EXERCISE AIM — Which lines hold the word "text"? Show each of them.

——————

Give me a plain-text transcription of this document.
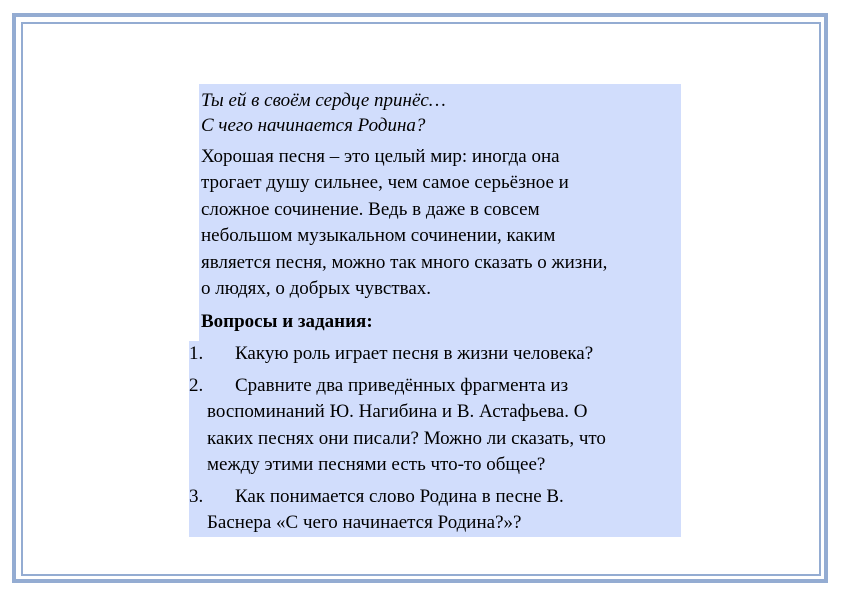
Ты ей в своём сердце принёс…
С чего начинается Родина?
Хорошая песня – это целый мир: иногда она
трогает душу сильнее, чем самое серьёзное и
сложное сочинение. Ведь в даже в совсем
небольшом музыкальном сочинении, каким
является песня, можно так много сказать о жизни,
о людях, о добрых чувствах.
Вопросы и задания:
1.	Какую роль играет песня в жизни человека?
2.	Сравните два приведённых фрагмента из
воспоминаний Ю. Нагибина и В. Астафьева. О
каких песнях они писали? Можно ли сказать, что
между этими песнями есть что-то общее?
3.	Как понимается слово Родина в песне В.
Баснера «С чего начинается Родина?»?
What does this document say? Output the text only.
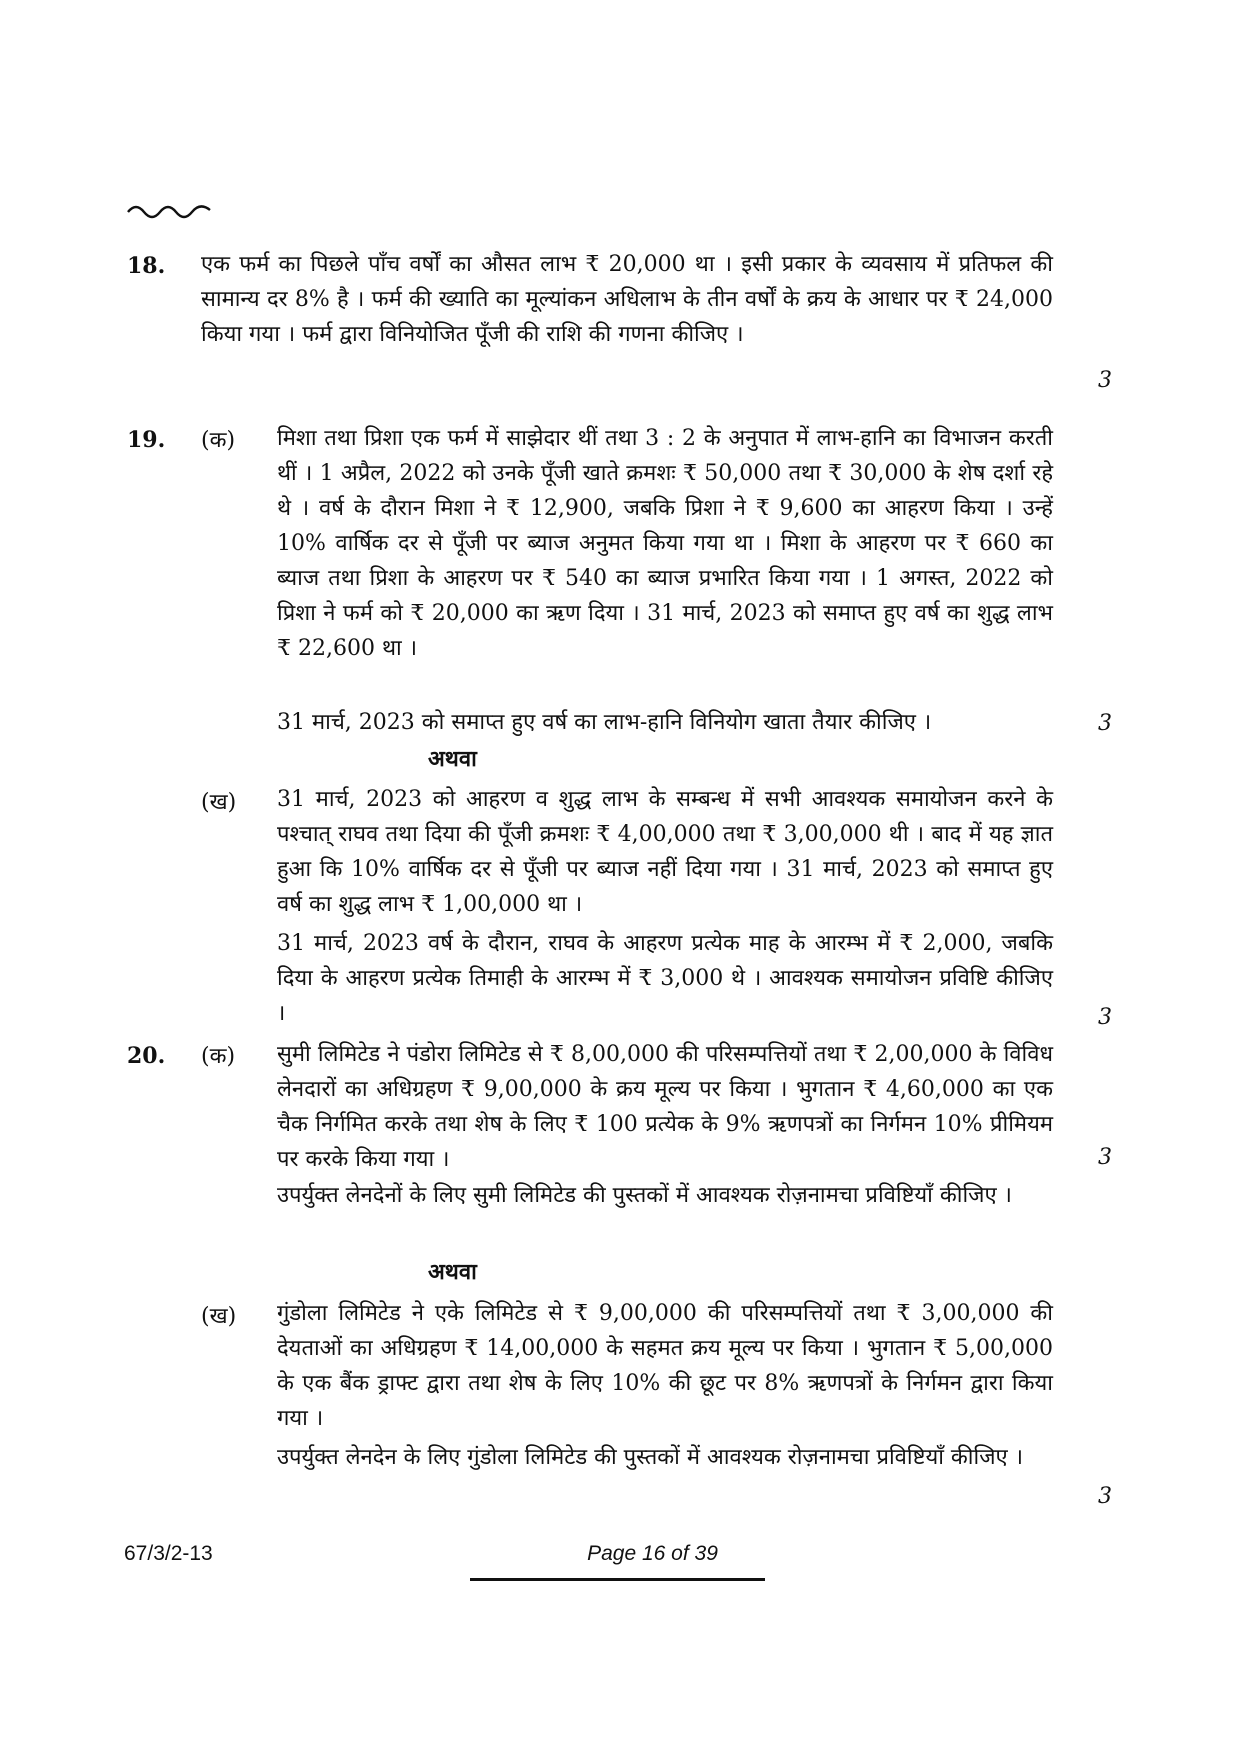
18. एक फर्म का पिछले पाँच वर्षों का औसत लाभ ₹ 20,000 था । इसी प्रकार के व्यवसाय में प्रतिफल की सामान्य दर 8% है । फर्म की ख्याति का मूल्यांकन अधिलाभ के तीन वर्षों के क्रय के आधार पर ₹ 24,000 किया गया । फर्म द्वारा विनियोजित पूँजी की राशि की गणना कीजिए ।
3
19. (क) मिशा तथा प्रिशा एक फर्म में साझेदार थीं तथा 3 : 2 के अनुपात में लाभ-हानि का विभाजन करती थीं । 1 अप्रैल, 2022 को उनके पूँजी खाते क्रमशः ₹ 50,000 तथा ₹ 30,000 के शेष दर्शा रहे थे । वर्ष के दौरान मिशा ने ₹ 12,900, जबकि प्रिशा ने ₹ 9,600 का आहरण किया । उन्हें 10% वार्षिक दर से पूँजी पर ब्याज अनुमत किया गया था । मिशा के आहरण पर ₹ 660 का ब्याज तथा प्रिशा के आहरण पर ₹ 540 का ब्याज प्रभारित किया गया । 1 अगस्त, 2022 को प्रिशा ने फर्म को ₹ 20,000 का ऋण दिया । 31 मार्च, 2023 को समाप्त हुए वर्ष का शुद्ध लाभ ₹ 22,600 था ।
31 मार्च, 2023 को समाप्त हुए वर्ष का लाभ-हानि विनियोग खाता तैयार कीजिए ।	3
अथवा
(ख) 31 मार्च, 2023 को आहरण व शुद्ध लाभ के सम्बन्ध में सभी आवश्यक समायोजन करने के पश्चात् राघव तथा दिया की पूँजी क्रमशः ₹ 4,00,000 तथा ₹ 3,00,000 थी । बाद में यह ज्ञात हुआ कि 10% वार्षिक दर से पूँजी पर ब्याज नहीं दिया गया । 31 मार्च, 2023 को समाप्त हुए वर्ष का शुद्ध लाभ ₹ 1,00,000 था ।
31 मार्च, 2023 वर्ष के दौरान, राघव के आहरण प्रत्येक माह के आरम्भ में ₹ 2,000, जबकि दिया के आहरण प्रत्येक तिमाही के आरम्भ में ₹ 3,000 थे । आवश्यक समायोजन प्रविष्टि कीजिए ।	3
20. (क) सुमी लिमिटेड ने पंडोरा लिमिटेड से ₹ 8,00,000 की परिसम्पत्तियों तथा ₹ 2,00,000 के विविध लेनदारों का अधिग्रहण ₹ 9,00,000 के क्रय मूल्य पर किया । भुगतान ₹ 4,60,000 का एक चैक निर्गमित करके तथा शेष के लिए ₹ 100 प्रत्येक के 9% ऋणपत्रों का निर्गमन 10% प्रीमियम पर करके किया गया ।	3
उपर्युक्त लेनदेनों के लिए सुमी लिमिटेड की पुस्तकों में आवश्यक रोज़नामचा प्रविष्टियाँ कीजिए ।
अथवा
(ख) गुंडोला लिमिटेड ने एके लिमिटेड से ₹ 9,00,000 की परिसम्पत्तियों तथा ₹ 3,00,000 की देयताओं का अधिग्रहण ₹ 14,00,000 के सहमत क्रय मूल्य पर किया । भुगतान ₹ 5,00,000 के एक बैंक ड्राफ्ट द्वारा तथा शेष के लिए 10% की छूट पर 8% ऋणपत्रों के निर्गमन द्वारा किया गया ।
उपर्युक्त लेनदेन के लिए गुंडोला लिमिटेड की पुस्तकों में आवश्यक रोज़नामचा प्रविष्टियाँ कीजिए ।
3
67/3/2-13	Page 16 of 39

——————

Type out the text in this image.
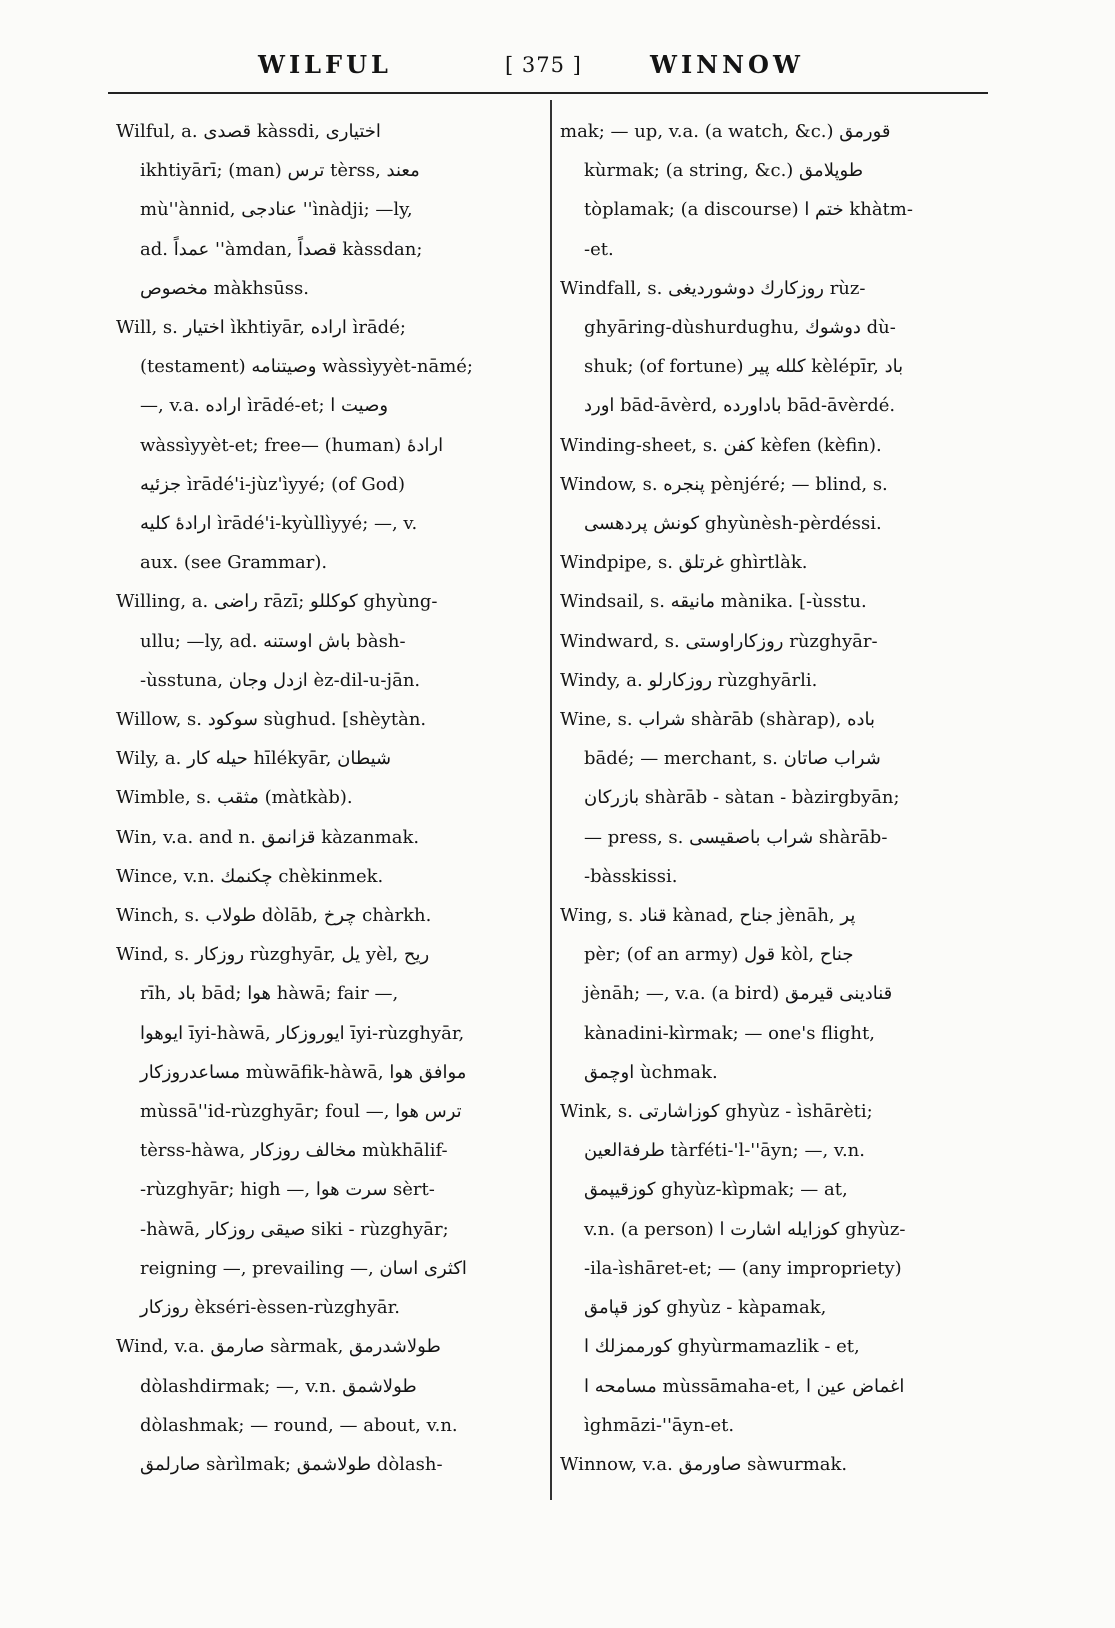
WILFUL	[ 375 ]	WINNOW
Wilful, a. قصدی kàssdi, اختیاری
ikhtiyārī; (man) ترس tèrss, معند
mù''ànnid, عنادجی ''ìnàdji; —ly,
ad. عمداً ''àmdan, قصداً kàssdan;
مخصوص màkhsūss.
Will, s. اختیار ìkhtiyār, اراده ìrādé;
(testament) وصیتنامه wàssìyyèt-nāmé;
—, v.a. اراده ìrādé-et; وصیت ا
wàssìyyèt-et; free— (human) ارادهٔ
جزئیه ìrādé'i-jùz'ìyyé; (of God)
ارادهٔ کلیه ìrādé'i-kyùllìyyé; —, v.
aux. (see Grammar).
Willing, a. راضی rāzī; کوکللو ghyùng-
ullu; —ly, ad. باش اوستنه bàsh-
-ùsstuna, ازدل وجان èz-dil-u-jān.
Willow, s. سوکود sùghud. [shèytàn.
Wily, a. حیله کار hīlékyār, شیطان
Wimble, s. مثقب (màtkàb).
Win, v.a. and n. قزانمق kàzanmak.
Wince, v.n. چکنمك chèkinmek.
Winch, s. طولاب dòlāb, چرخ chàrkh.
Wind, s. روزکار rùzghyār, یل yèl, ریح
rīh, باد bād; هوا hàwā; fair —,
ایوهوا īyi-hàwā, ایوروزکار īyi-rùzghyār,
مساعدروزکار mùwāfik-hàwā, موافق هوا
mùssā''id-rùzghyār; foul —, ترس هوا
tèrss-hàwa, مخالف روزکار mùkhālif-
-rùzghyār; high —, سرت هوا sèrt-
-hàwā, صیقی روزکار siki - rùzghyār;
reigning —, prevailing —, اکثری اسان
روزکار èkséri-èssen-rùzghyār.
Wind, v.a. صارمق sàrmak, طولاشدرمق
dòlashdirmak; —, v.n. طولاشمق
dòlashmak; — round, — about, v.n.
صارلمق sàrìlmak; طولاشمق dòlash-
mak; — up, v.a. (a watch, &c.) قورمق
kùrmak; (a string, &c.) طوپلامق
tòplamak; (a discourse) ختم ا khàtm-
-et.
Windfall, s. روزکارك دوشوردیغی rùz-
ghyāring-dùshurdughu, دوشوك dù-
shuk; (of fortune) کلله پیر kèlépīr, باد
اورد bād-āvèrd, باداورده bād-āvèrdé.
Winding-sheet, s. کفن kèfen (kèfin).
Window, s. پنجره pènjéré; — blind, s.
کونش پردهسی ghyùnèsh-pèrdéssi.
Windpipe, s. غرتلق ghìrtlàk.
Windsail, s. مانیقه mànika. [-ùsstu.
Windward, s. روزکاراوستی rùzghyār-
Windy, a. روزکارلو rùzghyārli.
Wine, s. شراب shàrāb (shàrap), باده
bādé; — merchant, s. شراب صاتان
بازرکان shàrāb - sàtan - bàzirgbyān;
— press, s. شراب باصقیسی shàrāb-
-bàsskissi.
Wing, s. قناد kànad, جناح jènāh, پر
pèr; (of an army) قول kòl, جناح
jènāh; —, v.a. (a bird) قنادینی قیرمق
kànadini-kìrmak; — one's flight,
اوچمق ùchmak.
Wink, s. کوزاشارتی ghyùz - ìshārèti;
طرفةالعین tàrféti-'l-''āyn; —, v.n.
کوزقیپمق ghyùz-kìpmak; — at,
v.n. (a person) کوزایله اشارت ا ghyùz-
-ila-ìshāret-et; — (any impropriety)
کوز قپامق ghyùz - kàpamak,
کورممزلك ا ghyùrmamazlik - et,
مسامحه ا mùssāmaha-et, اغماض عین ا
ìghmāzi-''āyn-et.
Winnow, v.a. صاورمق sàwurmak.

——————

CORRECT RESPONSE —
Give me a plain-text transcription of this document.
What does this document say? Output the text only.
Type out the text in this image.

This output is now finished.